--- OBJECTIVE ---
Print the full listing exactly.

--- Dataset records ---

^^^^^^^^^^^^^^^^

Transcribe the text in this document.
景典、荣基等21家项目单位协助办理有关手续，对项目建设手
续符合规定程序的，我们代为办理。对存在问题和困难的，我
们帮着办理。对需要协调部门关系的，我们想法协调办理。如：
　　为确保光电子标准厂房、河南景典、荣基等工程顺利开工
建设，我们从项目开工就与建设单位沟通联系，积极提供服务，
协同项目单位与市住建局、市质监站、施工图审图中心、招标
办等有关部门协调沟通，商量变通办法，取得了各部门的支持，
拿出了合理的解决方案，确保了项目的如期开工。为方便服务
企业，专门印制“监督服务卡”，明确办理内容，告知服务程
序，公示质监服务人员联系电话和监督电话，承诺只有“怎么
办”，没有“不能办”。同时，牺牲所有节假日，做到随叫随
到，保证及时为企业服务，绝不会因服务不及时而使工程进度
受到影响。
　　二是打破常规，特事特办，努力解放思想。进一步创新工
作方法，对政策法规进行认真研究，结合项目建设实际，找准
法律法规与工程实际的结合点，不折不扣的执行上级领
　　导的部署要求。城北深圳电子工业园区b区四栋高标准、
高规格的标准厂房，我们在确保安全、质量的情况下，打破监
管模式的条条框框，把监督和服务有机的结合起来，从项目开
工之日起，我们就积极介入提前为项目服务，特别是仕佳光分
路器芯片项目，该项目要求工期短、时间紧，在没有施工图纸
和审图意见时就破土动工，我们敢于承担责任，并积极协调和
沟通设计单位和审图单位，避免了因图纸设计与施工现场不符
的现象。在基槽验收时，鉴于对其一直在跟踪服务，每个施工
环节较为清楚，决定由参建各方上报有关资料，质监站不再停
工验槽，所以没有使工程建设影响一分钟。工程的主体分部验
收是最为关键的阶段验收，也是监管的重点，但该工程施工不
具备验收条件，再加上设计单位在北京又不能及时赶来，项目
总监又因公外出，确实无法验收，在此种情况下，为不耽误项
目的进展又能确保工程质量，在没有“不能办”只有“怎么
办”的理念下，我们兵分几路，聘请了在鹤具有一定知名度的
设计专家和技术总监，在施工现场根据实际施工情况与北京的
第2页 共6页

^^^^^^^^^^^^^^^^

--- THE REPLY ---
Transcribe the text in this document.
景典、荣基等21家项目单位协助办理有关手续，对项目建设手
续符合规定程序的，我们代为办理。对存在问题和困难的，我
们帮着办理。对需要协调部门关系的，我们想法协调办理。如：
　　为确保光电子标准厂房、河南景典、荣基等工程顺利开工
建设，我们从项目开工就与建设单位沟通联系，积极提供服务，
协同项目单位与市住建局、市质监站、施工图审图中心、招标
办等有关部门协调沟通，商量变通办法，取得了各部门的支持，
拿出了合理的解决方案，确保了项目的如期开工。为方便服务
企业，专门印制“监督服务卡”，明确办理内容，告知服务程
序，公示质监服务人员联系电话和监督电话，承诺只有“怎么
办”，没有“不能办”。同时，牺牲所有节假日，做到随叫随
到，保证及时为企业服务，绝不会因服务不及时而使工程进度
受到影响。
　　二是打破常规，特事特办，努力解放思想。进一步创新工
作方法，对政策法规进行认真研究，结合项目建设实际，找准
法律法规与工程实际的结合点，不折不扣的执行上级领
　　导的部署要求。城北深圳电子工业园区b区四栋高标准、
高规格的标准厂房，我们在确保安全、质量的情况下，打破监
管模式的条条框框，把监督和服务有机的结合起来，从项目开
工之日起，我们就积极介入提前为项目服务，特别是仕佳光分
路器芯片项目，该项目要求工期短、时间紧，在没有施工图纸
和审图意见时就破土动工，我们敢于承担责任，并积极协调和
沟通设计单位和审图单位，避免了因图纸设计与施工现场不符
的现象。在基槽验收时，鉴于对其一直在跟踪服务，每个施工
环节较为清楚，决定由参建各方上报有关资料，质监站不再停
工验槽，所以没有使工程建设影响一分钟。工程的主体分部验
收是最为关键的阶段验收，也是监管的重点，但该工程施工不
具备验收条件，再加上设计单位在北京又不能及时赶来，项目
总监又因公外出，确实无法验收，在此种情况下，为不耽误项
目的进展又能确保工程质量，在没有“不能办”只有“怎么
办”的理念下，我们兵分几路，聘请了在鹤具有一定知名度的
设计专家和技术总监，在施工现场根据实际施工情况与北京的
第2页 共6页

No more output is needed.